[START OF Task inputs]

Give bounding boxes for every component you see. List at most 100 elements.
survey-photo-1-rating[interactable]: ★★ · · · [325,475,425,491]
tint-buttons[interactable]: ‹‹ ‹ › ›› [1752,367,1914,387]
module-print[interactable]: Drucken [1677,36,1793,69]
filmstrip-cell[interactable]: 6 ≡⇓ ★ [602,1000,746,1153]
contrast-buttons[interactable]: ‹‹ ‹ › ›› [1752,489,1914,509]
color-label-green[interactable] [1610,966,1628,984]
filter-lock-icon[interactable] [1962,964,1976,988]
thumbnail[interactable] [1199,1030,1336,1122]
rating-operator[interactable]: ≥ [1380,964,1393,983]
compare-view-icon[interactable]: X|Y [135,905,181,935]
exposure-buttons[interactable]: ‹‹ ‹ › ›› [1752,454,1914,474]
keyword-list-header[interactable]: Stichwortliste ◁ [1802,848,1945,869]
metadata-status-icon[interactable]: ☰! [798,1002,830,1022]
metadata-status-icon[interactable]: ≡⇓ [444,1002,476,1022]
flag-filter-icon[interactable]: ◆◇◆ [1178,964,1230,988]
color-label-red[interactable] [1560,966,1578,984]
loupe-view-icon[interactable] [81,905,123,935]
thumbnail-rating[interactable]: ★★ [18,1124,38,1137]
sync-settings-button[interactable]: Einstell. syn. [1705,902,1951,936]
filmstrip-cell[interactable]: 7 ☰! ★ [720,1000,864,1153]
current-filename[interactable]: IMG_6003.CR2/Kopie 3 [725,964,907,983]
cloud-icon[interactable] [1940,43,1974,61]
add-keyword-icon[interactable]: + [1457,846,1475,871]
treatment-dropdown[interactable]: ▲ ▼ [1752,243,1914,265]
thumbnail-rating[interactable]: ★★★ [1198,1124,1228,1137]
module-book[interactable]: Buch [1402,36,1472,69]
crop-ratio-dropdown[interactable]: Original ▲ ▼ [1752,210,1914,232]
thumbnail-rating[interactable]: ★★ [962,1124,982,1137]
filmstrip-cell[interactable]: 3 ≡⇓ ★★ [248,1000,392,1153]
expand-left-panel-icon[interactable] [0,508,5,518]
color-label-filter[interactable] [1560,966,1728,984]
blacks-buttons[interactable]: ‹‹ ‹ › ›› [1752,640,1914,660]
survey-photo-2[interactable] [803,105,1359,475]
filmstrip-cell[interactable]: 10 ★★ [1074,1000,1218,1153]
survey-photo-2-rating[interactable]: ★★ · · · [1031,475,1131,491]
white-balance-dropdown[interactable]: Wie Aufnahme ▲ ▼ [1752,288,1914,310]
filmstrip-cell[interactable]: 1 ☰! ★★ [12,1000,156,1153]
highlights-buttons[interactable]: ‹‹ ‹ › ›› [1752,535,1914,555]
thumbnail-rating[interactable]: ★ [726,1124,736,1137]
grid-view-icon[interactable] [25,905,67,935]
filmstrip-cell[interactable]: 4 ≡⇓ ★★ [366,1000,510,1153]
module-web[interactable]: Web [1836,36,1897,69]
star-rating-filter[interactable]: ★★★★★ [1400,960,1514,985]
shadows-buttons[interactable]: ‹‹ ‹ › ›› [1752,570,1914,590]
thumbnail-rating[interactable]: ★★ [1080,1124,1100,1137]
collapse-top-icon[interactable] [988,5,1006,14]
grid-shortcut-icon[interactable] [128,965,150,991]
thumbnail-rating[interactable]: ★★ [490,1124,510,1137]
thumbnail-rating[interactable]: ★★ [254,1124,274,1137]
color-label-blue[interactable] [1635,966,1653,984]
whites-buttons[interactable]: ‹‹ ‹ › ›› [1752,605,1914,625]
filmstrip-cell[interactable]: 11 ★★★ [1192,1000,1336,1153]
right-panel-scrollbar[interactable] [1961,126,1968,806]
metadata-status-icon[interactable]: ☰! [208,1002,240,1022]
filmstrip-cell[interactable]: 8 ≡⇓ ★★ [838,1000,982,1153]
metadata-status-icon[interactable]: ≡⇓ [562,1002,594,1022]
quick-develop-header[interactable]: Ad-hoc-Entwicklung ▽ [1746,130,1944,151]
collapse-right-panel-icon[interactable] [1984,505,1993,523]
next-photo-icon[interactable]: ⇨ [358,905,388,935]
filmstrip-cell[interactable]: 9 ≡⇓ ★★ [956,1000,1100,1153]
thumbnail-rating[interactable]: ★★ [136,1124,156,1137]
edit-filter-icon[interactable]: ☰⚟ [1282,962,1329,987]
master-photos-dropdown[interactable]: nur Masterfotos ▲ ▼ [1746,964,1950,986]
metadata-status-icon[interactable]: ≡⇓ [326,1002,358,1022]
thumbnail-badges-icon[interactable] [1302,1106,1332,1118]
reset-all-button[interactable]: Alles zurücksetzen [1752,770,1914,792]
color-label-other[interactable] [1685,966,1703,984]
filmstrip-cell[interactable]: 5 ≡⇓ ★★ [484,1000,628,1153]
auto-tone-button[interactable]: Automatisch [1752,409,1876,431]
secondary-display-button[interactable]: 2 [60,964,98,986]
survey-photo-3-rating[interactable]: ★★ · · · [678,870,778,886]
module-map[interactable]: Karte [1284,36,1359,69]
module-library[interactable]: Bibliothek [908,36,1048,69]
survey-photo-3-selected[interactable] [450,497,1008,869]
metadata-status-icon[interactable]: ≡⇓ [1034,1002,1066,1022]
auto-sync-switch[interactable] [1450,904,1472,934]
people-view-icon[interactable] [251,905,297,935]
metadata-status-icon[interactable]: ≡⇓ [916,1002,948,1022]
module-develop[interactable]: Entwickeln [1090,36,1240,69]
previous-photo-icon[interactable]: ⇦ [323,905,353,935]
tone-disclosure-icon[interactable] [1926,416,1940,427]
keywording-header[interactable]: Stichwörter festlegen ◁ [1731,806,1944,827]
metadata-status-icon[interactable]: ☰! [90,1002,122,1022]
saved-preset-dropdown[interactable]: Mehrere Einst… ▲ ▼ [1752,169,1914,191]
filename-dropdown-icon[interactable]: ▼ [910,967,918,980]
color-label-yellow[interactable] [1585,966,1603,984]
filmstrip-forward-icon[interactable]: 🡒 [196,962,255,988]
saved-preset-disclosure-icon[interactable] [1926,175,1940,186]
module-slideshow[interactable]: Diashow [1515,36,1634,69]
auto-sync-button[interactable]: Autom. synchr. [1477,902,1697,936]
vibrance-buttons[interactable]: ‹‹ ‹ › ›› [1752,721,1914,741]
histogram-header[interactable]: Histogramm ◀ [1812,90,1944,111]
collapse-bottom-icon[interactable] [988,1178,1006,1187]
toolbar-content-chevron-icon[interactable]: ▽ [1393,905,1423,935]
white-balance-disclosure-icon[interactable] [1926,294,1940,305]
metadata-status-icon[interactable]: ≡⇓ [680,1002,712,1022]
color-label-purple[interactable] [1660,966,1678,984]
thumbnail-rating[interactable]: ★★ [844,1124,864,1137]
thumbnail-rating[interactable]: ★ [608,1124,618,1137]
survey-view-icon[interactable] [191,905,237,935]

[END OF Task inputs]

Recast the material as a JSON list of strings, one string per line. Begin at the first line and stop after the line that contains "thumbnail-rating[interactable]: ★★ [18,1124,38,1137]", leaving out blank lines.

[
  "Give bounding boxes for every component you see. List at most 100 elements.",
  "survey-photo-1-rating[interactable]: ★★ · · · [325,475,425,491]",
  "tint-buttons[interactable]: ‹‹ ‹ › ›› [1752,367,1914,387]",
  "module-print[interactable]: Drucken [1677,36,1793,69]",
  "filmstrip-cell[interactable]: 6 ≡⇓ ★ [602,1000,746,1153]",
  "contrast-buttons[interactable]: ‹‹ ‹ › ›› [1752,489,1914,509]",
  "color-label-green[interactable] [1610,966,1628,984]",
  "filter-lock-icon[interactable] [1962,964,1976,988]",
  "thumbnail[interactable] [1199,1030,1336,1122]",
  "rating-operator[interactable]: ≥ [1380,964,1393,983]",
  "compare-view-icon[interactable]: X|Y [135,905,181,935]",
  "exposure-buttons[interactable]: ‹‹ ‹ › ›› [1752,454,1914,474]",
  "keyword-list-header[interactable]: Stichwortliste ◁ [1802,848,1945,869]",
  "metadata-status-icon[interactable]: ☰! [798,1002,830,1022]",
  "metadata-status-icon[interactable]: ≡⇓ [444,1002,476,1022]",
  "flag-filter-icon[interactable]: ◆◇◆ [1178,964,1230,988]",
  "color-label-red[interactable] [1560,966,1578,984]",
  "loupe-view-icon[interactable] [81,905,123,935]",
  "thumbnail-rating[interactable]: ★★ [18,1124,38,1137]"
]